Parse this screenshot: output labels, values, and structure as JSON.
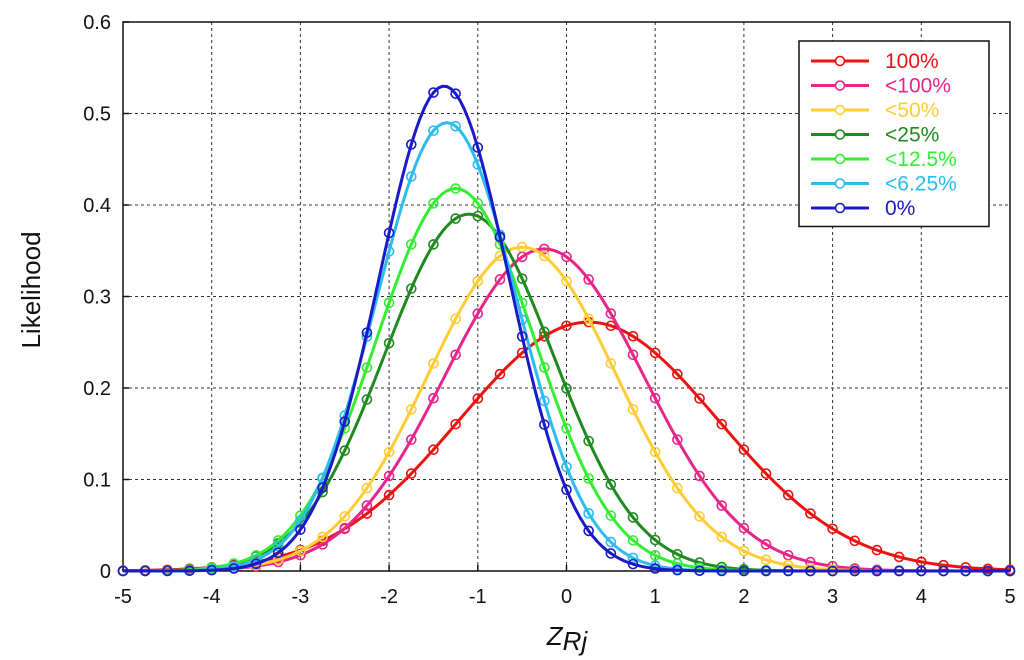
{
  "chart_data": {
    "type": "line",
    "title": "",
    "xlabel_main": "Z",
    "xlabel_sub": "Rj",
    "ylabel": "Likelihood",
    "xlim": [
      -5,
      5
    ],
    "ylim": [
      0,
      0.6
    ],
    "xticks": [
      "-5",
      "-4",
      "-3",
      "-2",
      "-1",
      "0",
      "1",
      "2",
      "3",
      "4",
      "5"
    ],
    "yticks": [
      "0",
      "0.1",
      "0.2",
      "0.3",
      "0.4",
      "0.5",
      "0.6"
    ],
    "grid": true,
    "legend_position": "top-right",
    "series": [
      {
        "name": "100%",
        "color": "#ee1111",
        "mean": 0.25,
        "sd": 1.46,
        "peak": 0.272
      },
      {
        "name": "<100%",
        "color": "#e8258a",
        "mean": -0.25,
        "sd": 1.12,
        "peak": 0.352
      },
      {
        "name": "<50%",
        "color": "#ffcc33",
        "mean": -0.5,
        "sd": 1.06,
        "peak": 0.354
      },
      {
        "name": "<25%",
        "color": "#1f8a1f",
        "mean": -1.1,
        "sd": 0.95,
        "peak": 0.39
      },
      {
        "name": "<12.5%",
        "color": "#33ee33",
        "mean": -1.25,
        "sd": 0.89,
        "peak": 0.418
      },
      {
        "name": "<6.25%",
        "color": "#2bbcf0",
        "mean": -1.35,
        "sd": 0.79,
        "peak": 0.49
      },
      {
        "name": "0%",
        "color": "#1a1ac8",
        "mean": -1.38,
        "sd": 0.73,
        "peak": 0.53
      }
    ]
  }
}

|---|

What the task requires → All of the material above is to be copied exactly, except for its images.

Full output →
Parse this screenshot: output labels, values, and structure as JSON.
{
  "chart_data": {
    "type": "line",
    "title": "",
    "xlabel_main": "Z",
    "xlabel_sub": "Rj",
    "ylabel": "Likelihood",
    "xlim": [
      -5,
      5
    ],
    "ylim": [
      0,
      0.6
    ],
    "xticks": [
      "-5",
      "-4",
      "-3",
      "-2",
      "-1",
      "0",
      "1",
      "2",
      "3",
      "4",
      "5"
    ],
    "yticks": [
      "0",
      "0.1",
      "0.2",
      "0.3",
      "0.4",
      "0.5",
      "0.6"
    ],
    "grid": true,
    "legend_position": "top-right",
    "series": [
      {
        "name": "100%",
        "color": "#ee1111",
        "mean": 0.25,
        "sd": 1.46,
        "peak": 0.272
      },
      {
        "name": "<100%",
        "color": "#e8258a",
        "mean": -0.25,
        "sd": 1.12,
        "peak": 0.352
      },
      {
        "name": "<50%",
        "color": "#ffcc33",
        "mean": -0.5,
        "sd": 1.06,
        "peak": 0.354
      },
      {
        "name": "<25%",
        "color": "#1f8a1f",
        "mean": -1.1,
        "sd": 0.95,
        "peak": 0.39
      },
      {
        "name": "<12.5%",
        "color": "#33ee33",
        "mean": -1.25,
        "sd": 0.89,
        "peak": 0.418
      },
      {
        "name": "<6.25%",
        "color": "#2bbcf0",
        "mean": -1.35,
        "sd": 0.79,
        "peak": 0.49
      },
      {
        "name": "0%",
        "color": "#1a1ac8",
        "mean": -1.38,
        "sd": 0.73,
        "peak": 0.53
      }
    ]
  }
}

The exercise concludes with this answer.